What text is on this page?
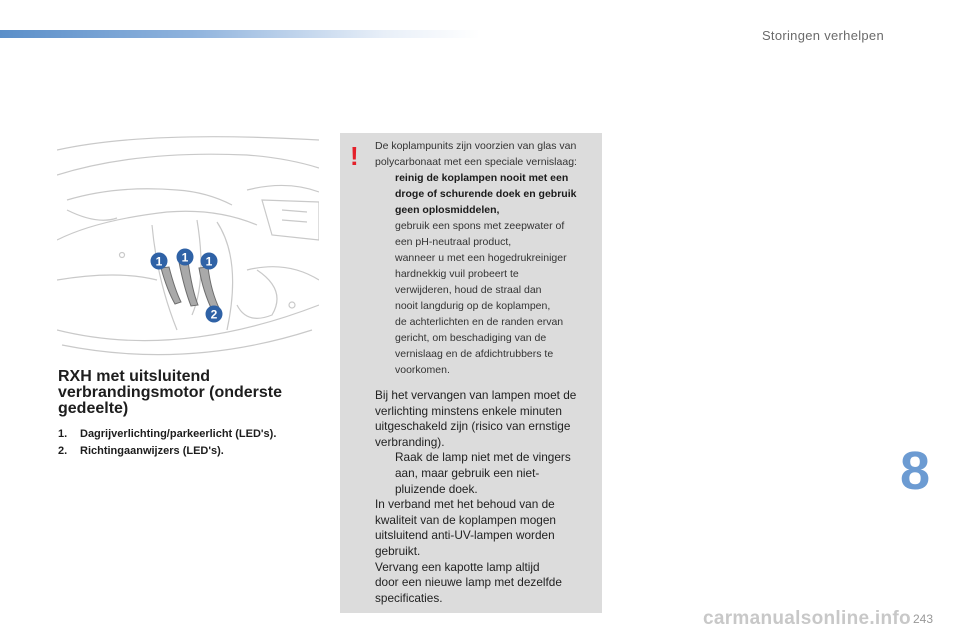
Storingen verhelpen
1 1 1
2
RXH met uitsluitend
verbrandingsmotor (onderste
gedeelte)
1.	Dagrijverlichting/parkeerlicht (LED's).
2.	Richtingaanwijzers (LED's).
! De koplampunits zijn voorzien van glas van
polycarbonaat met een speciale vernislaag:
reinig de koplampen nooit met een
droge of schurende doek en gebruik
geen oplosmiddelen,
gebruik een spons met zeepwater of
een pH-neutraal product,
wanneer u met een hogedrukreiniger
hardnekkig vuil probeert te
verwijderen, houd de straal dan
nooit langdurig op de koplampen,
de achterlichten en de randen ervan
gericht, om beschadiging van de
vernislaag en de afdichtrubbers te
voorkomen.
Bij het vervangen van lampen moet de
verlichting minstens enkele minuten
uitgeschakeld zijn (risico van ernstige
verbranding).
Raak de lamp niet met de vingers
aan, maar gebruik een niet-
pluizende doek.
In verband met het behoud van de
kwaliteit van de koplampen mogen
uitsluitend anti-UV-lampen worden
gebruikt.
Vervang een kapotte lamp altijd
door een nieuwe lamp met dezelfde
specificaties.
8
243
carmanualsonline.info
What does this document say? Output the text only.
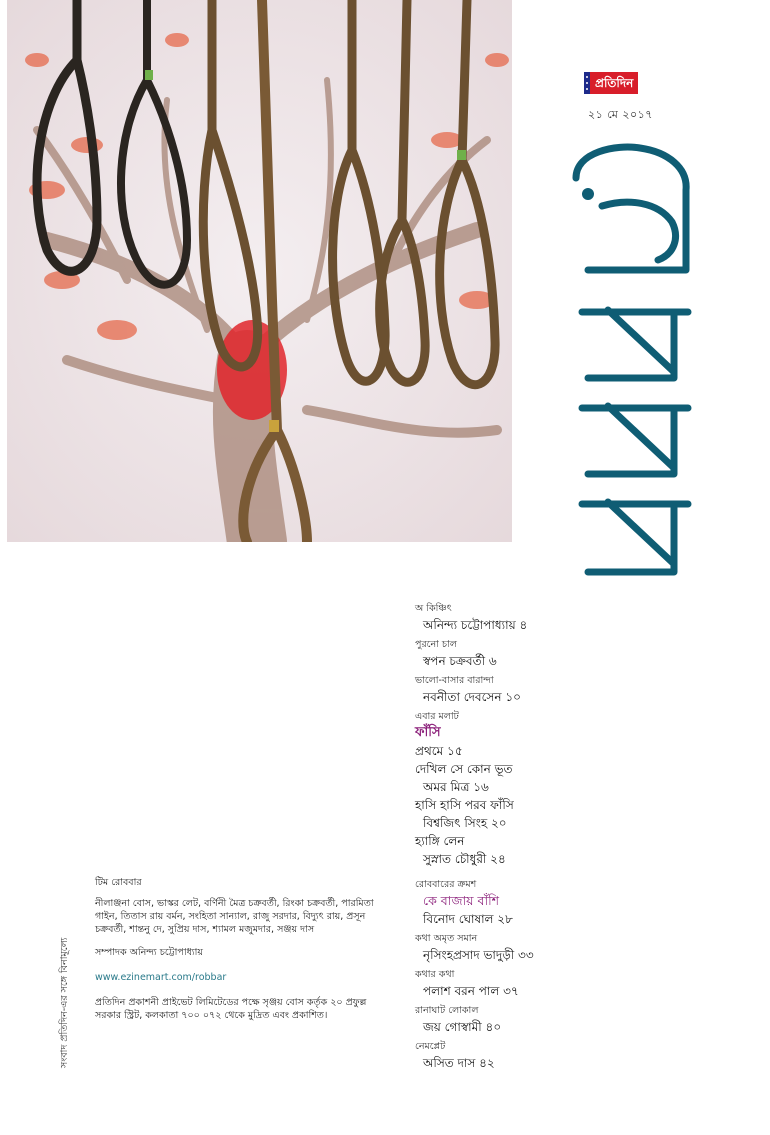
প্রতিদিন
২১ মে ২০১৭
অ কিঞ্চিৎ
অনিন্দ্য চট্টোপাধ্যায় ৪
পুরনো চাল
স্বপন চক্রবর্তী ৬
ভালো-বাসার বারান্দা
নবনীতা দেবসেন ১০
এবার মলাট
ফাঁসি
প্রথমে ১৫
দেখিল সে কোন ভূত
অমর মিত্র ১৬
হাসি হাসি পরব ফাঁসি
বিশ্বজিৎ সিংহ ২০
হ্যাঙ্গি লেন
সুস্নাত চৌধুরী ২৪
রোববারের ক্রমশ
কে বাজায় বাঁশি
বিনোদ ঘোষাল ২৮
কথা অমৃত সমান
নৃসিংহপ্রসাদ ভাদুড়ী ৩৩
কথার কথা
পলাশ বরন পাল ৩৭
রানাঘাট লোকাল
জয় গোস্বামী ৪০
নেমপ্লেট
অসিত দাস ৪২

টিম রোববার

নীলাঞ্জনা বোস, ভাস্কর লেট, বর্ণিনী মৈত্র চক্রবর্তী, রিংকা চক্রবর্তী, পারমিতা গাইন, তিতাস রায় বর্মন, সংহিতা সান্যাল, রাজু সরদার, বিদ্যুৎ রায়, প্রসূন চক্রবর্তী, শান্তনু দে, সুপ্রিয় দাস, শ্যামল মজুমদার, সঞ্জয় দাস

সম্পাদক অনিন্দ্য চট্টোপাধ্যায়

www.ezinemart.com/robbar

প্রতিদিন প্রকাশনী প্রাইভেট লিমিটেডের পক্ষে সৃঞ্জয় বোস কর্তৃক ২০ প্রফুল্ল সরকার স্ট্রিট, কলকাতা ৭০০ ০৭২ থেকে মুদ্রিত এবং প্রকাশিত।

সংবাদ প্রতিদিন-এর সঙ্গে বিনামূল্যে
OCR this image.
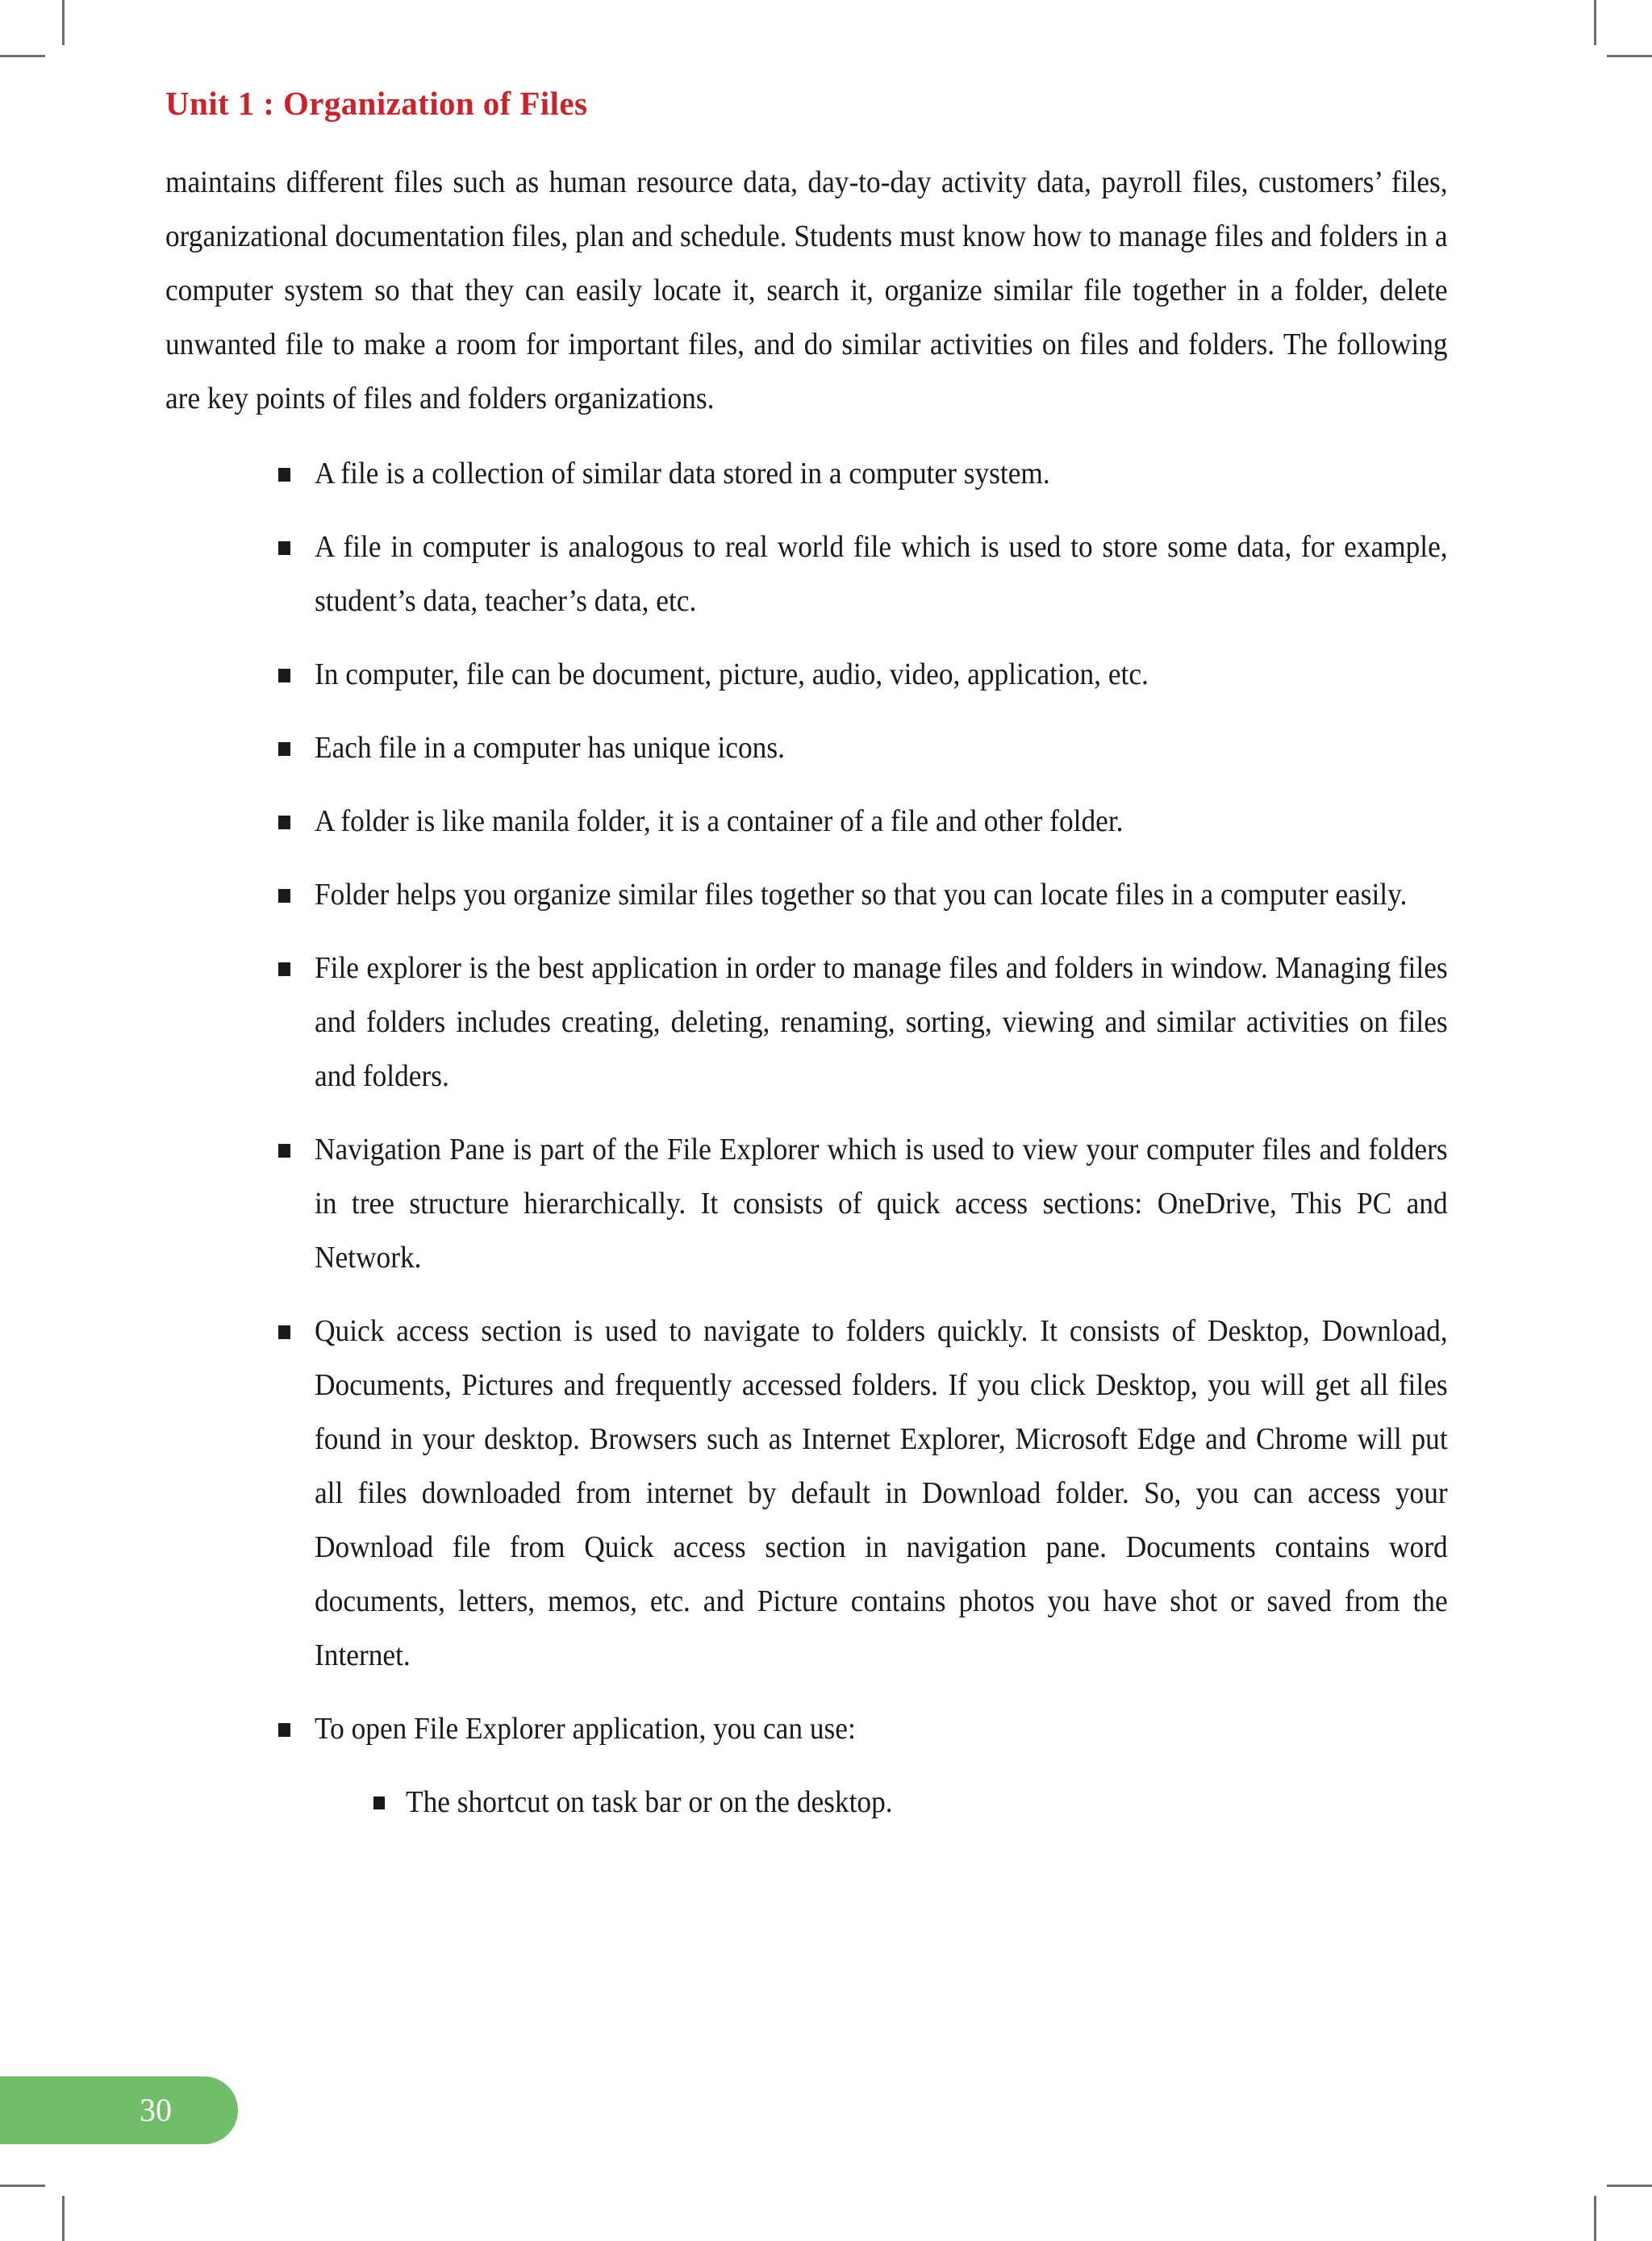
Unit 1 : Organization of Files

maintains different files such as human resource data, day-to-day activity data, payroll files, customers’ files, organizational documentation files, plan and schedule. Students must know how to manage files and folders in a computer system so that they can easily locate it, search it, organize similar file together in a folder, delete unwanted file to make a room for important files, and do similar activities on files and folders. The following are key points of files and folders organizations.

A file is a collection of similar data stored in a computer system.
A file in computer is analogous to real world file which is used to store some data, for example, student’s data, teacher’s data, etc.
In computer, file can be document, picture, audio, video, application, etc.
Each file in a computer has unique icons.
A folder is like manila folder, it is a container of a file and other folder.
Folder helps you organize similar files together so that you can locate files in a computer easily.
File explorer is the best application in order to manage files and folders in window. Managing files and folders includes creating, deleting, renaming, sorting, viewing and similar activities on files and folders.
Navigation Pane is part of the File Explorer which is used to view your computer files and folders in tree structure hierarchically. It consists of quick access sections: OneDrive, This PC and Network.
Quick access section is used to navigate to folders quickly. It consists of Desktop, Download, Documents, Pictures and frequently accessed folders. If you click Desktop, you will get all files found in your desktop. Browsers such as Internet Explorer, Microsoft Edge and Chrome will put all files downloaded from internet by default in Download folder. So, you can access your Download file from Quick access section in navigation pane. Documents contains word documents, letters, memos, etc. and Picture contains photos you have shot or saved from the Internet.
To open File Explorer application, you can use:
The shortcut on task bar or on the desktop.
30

::::

PROBLEM DESCRIPTION:
Extract the entries in full, exactly as they are, minus the pictures.

OUTPUT FOR THIS TASK:
What text is on this page?
Storingen verhelpen
1 1 1
2
RXH met uitsluitend
verbrandingsmotor (onderste
gedeelte)
1.	Dagrijverlichting/parkeerlicht (LED's).
2.	Richtingaanwijzers (LED's).
! De koplampunits zijn voorzien van glas van
polycarbonaat met een speciale vernislaag:
reinig de koplampen nooit met een
droge of schurende doek en gebruik
geen oplosmiddelen,
gebruik een spons met zeepwater of
een pH-neutraal product,
wanneer u met een hogedrukreiniger
hardnekkig vuil probeert te
verwijderen, houd de straal dan
nooit langdurig op de koplampen,
de achterlichten en de randen ervan
gericht, om beschadiging van de
vernislaag en de afdichtrubbers te
voorkomen.
Bij het vervangen van lampen moet de
verlichting minstens enkele minuten
uitgeschakeld zijn (risico van ernstige
verbranding).
Raak de lamp niet met de vingers
aan, maar gebruik een niet-
pluizende doek.
In verband met het behoud van de
kwaliteit van de koplampen mogen
uitsluitend anti-UV-lampen worden
gebruikt.
Vervang een kapotte lamp altijd
door een nieuwe lamp met dezelfde
specificaties.
8
243
carmanualsonline.info
What does this document say? Output the text only.
প্রতিদিন
২১ মে ২০১৭
অ কিঞ্চিৎ
অনিন্দ্য চট্টোপাধ্যায় ৪
পুরনো চাল
স্বপন চক্রবর্তী ৬
ভালো-বাসার বারান্দা
নবনীতা দেবসেন ১০
এবার মলাট
ফাঁসি
প্রথমে ১৫
দেখিল সে কোন ভূত
অমর মিত্র ১৬
হাসি হাসি পরব ফাঁসি
বিশ্বজিৎ সিংহ ২০
হ্যাঙ্গি লেন
সুস্নাত চৌধুরী ২৪
রোববারের ক্রমশ
কে বাজায় বাঁশি
বিনোদ ঘোষাল ২৮
কথা অমৃত সমান
নৃসিংহপ্রসাদ ভাদুড়ী ৩৩
কথার কথা
পলাশ বরন পাল ৩৭
রানাঘাট লোকাল
জয় গোস্বামী ৪০
নেমপ্লেট
অসিত দাস ৪২

টিম রোববার

নীলাঞ্জনা বোস, ভাস্কর লেট, বর্ণিনী মৈত্র চক্রবর্তী, রিংকা চক্রবর্তী, পারমিতা গাইন, তিতাস রায় বর্মন, সংহিতা সান্যাল, রাজু সরদার, বিদ্যুৎ রায়, প্রসূন চক্রবর্তী, শান্তনু দে, সুপ্রিয় দাস, শ্যামল মজুমদার, সঞ্জয় দাস

সম্পাদক অনিন্দ্য চট্টোপাধ্যায়

www.ezinemart.com/robbar

প্রতিদিন প্রকাশনী প্রাইভেট লিমিটেডের পক্ষে সৃঞ্জয় বোস কর্তৃক ২০ প্রফুল্ল সরকার স্ট্রিট, কলকাতা ৭০০ ০৭২ থেকে মুদ্রিত এবং প্রকাশিত।

সংবাদ প্রতিদিন-এর সঙ্গে বিনামূল্যে
OCR this image.
Unit 1 : Organization of Files

maintains different files such as human resource data, day-to-day activity data, payroll files, customers’ files, organizational documentation files, plan and schedule. Students must know how to manage files and folders in a computer system so that they can easily locate it, search it, organize similar file together in a folder, delete unwanted file to make a room for important files, and do similar activities on files and folders. The following are key points of files and folders organizations.

A file is a collection of similar data stored in a computer system.
A file in computer is analogous to real world file which is used to store some data, for example, student’s data, teacher’s data, etc.
In computer, file can be document, picture, audio, video, application, etc.
Each file in a computer has unique icons.
A folder is like manila folder, it is a container of a file and other folder.
Folder helps you organize similar files together so that you can locate files in a computer easily.
File explorer is the best application in order to manage files and folders in window. Managing files and folders includes creating, deleting, renaming, sorting, viewing and similar activities on files and folders.
Navigation Pane is part of the File Explorer which is used to view your computer files and folders in tree structure hierarchically. It consists of quick access sections: OneDrive, This PC and Network.
Quick access section is used to navigate to folders quickly. It consists of Desktop, Download, Documents, Pictures and frequently accessed folders. If you click Desktop, you will get all files found in your desktop. Browsers such as Internet Explorer, Microsoft Edge and Chrome will put all files downloaded from internet by default in Download folder. So, you can access your Download file from Quick access section in navigation pane. Documents contains word documents, letters, memos, etc. and Picture contains photos you have shot or saved from the Internet.
To open File Explorer application, you can use:
The shortcut on task bar or on the desktop.
30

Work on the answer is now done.